## Begin Data rows

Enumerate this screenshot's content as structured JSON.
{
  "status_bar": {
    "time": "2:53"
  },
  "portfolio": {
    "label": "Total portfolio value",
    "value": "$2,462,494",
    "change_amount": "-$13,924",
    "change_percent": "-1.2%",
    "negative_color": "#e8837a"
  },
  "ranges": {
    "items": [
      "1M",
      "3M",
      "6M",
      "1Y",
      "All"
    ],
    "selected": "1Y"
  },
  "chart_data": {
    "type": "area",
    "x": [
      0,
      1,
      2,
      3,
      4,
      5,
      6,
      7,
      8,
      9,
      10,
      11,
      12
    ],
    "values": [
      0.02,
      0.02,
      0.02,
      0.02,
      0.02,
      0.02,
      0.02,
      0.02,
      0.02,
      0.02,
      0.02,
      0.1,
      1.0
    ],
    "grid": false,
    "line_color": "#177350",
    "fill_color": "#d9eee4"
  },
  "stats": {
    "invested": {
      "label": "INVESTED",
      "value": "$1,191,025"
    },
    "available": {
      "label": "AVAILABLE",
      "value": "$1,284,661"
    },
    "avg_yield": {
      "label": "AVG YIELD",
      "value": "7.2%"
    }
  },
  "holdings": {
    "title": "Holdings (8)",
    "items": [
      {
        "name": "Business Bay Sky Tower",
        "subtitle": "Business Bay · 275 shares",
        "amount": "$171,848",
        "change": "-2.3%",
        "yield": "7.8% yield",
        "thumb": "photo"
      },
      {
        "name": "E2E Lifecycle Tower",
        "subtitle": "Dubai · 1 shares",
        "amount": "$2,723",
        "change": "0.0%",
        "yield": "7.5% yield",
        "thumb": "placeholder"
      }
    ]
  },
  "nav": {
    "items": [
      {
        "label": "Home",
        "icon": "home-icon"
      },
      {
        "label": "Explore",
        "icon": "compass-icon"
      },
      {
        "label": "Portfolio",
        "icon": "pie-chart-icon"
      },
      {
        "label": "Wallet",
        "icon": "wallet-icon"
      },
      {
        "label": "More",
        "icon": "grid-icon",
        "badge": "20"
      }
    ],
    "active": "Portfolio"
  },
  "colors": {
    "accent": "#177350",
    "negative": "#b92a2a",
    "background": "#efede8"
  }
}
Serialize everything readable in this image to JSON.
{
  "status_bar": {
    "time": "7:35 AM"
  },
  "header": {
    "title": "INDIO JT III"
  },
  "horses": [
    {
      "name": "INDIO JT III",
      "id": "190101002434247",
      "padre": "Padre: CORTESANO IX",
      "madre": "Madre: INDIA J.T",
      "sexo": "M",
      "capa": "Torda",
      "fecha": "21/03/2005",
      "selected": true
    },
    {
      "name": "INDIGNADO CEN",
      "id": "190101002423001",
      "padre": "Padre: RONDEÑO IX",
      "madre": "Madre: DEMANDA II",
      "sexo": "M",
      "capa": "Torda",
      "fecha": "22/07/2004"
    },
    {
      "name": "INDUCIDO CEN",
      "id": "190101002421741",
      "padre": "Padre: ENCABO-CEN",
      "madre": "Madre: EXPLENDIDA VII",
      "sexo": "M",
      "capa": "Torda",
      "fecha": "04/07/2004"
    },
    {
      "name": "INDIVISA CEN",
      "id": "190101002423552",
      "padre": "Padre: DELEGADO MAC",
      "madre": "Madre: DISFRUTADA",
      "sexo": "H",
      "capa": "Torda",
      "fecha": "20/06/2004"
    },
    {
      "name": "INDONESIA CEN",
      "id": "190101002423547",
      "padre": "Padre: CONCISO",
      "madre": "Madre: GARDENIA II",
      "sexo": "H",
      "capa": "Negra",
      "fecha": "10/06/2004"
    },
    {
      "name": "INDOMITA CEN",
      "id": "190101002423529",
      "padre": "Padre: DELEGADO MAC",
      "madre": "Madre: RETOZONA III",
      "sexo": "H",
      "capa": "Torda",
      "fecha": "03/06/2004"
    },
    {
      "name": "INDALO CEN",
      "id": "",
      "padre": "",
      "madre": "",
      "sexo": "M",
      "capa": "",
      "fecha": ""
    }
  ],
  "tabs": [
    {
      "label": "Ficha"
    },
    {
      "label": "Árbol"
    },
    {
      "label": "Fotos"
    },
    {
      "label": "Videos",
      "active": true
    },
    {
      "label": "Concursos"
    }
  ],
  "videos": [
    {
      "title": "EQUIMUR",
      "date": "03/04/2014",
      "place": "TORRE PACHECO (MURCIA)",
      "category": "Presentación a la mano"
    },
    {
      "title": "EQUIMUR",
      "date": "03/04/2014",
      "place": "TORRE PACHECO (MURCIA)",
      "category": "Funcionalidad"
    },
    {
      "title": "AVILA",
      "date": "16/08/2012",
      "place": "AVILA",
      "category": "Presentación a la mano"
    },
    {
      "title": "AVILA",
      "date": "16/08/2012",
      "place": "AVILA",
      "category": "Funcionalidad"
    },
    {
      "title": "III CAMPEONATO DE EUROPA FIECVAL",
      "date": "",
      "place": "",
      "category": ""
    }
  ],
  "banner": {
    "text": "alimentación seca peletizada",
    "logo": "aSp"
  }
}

## End Data rows

What is required: From the records above, please extract every line and repeat it exactly.

Finished task:
Enumerate this screenshot's content as structured JSON.
{
  "status_bar": {
    "time": "2:53"
  },
  "portfolio": {
    "label": "Total portfolio value",
    "value": "$2,462,494",
    "change_amount": "-$13,924",
    "change_percent": "-1.2%",
    "negative_color": "#e8837a"
  },
  "ranges": {
    "items": [
      "1M",
      "3M",
      "6M",
      "1Y",
      "All"
    ],
    "selected": "1Y"
  },
  "chart_data": {
    "type": "area",
    "x": [
      0,
      1,
      2,
      3,
      4,
      5,
      6,
      7,
      8,
      9,
      10,
      11,
      12
    ],
    "values": [
      0.02,
      0.02,
      0.02,
      0.02,
      0.02,
      0.02,
      0.02,
      0.02,
      0.02,
      0.02,
      0.02,
      0.1,
      1.0
    ],
    "grid": false,
    "line_color": "#177350",
    "fill_color": "#d9eee4"
  },
  "stats": {
    "invested": {
      "label": "INVESTED",
      "value": "$1,191,025"
    },
    "available": {
      "label": "AVAILABLE",
      "value": "$1,284,661"
    },
    "avg_yield": {
      "label": "AVG YIELD",
      "value": "7.2%"
    }
  },
  "holdings": {
    "title": "Holdings (8)",
    "items": [
      {
        "name": "Business Bay Sky Tower",
        "subtitle": "Business Bay · 275 shares",
        "amount": "$171,848",
        "change": "-2.3%",
        "yield": "7.8% yield",
        "thumb": "photo"
      },
      {
        "name": "E2E Lifecycle Tower",
        "subtitle": "Dubai · 1 shares",
        "amount": "$2,723",
        "change": "0.0%",
        "yield": "7.5% yield",
        "thumb": "placeholder"
      }
    ]
  },
  "nav": {
    "items": [
      {
        "label": "Home",
        "icon": "home-icon"
      },
      {
        "label": "Explore",
        "icon": "compass-icon"
      },
      {
        "label": "Portfolio",
        "icon": "pie-chart-icon"
      },
      {
        "label": "Wallet",
        "icon": "wallet-icon"
      },
      {
        "label": "More",
        "icon": "grid-icon",
        "badge": "20"
      }
    ],
    "active": "Portfolio"
  },
  "colors": {
    "accent": "#177350",
    "negative": "#b92a2a",
    "background": "#efede8"
  }
}
Serialize everything readable in this image to JSON.
{
  "status_bar": {
    "time": "7:35 AM"
  },
  "header": {
    "title": "INDIO JT III"
  },
  "horses": [
    {
      "name": "INDIO JT III",
      "id": "190101002434247",
      "padre": "Padre: CORTESANO IX",
      "madre": "Madre: INDIA J.T",
      "sexo": "M",
      "capa": "Torda",
      "fecha": "21/03/2005",
      "selected": true
    },
    {
      "name": "INDIGNADO CEN",
      "id": "190101002423001",
      "padre": "Padre: RONDEÑO IX",
      "madre": "Madre: DEMANDA II",
      "sexo": "M",
      "capa": "Torda",
      "fecha": "22/07/2004"
    },
    {
      "name": "INDUCIDO CEN",
      "id": "190101002421741",
      "padre": "Padre: ENCABO-CEN",
      "madre": "Madre: EXPLENDIDA VII",
      "sexo": "M",
      "capa": "Torda",
      "fecha": "04/07/2004"
    },
    {
      "name": "INDIVISA CEN",
      "id": "190101002423552",
      "padre": "Padre: DELEGADO MAC",
      "madre": "Madre: DISFRUTADA",
      "sexo": "H",
      "capa": "Torda",
      "fecha": "20/06/2004"
    },
    {
      "name": "INDONESIA CEN",
      "id": "190101002423547",
      "padre": "Padre: CONCISO",
      "madre": "Madre: GARDENIA II",
      "sexo": "H",
      "capa": "Negra",
      "fecha": "10/06/2004"
    },
    {
      "name": "INDOMITA CEN",
      "id": "190101002423529",
      "padre": "Padre: DELEGADO MAC",
      "madre": "Madre: RETOZONA III",
      "sexo": "H",
      "capa": "Torda",
      "fecha": "03/06/2004"
    },
    {
      "name": "INDALO CEN",
      "id": "",
      "padre": "",
      "madre": "",
      "sexo": "M",
      "capa": "",
      "fecha": ""
    }
  ],
  "tabs": [
    {
      "label": "Ficha"
    },
    {
      "label": "Árbol"
    },
    {
      "label": "Fotos"
    },
    {
      "label": "Videos",
      "active": true
    },
    {
      "label": "Concursos"
    }
  ],
  "videos": [
    {
      "title": "EQUIMUR",
      "date": "03/04/2014",
      "place": "TORRE PACHECO (MURCIA)",
      "category": "Presentación a la mano"
    },
    {
      "title": "EQUIMUR",
      "date": "03/04/2014",
      "place": "TORRE PACHECO (MURCIA)",
      "category": "Funcionalidad"
    },
    {
      "title": "AVILA",
      "date": "16/08/2012",
      "place": "AVILA",
      "category": "Presentación a la mano"
    },
    {
      "title": "AVILA",
      "date": "16/08/2012",
      "place": "AVILA",
      "category": "Funcionalidad"
    },
    {
      "title": "III CAMPEONATO DE EUROPA FIECVAL",
      "date": "",
      "place": "",
      "category": ""
    }
  ],
  "banner": {
    "text": "alimentación seca peletizada",
    "logo": "aSp"
  }
}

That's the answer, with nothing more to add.